— start —
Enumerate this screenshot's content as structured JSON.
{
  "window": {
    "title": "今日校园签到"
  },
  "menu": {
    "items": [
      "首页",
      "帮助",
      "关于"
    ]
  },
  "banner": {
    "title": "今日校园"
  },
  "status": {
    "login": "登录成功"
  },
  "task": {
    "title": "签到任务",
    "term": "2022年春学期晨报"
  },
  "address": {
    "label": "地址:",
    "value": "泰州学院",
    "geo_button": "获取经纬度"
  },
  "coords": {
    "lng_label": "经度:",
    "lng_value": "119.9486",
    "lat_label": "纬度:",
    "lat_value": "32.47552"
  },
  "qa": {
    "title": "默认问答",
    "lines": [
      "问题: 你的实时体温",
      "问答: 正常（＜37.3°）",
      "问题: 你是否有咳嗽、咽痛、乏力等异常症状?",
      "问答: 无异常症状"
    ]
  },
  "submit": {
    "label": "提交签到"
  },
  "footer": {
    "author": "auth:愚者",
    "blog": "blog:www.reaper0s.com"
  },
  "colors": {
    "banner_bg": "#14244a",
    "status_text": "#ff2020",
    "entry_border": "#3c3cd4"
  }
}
— end —
Copy out the whole listing exactly; please set it all down.

Task answer:
Enumerate this screenshot's content as structured JSON.
{
  "window": {
    "title": "今日校园签到"
  },
  "menu": {
    "items": [
      "首页",
      "帮助",
      "关于"
    ]
  },
  "banner": {
    "title": "今日校园"
  },
  "status": {
    "login": "登录成功"
  },
  "task": {
    "title": "签到任务",
    "term": "2022年春学期晨报"
  },
  "address": {
    "label": "地址:",
    "value": "泰州学院",
    "geo_button": "获取经纬度"
  },
  "coords": {
    "lng_label": "经度:",
    "lng_value": "119.9486",
    "lat_label": "纬度:",
    "lat_value": "32.47552"
  },
  "qa": {
    "title": "默认问答",
    "lines": [
      "问题: 你的实时体温",
      "问答: 正常（＜37.3°）",
      "问题: 你是否有咳嗽、咽痛、乏力等异常症状?",
      "问答: 无异常症状"
    ]
  },
  "submit": {
    "label": "提交签到"
  },
  "footer": {
    "author": "auth:愚者",
    "blog": "blog:www.reaper0s.com"
  },
  "colors": {
    "banner_bg": "#14244a",
    "status_text": "#ff2020",
    "entry_border": "#3c3cd4"
  }
}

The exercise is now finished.